Problem to solve: Each record below should appear again exactly as written.

Records provided:
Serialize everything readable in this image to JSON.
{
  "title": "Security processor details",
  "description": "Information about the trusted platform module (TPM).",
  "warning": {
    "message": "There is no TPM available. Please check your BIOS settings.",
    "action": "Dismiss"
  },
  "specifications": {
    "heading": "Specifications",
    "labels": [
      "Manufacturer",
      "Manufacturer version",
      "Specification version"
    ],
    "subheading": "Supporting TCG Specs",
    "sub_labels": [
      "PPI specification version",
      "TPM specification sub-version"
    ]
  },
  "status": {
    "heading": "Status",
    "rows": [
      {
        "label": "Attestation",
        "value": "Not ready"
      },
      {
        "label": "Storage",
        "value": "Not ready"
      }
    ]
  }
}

Result below:
Serialize everything readable in this image to JSON.
{
  "title": "Security processor details",
  "description": "Information about the trusted platform module (TPM).",
  "warning": {
    "message": "There is no TPM available. Please check your BIOS settings.",
    "action": "Dismiss"
  },
  "specifications": {
    "heading": "Specifications",
    "labels": [
      "Manufacturer",
      "Manufacturer version",
      "Specification version"
    ],
    "subheading": "Supporting TCG Specs",
    "sub_labels": [
      "PPI specification version",
      "TPM specification sub-version"
    ]
  },
  "status": {
    "heading": "Status",
    "rows": [
      {
        "label": "Attestation",
        "value": "Not ready"
      },
      {
        "label": "Storage",
        "value": "Not ready"
      }
    ]
  }
}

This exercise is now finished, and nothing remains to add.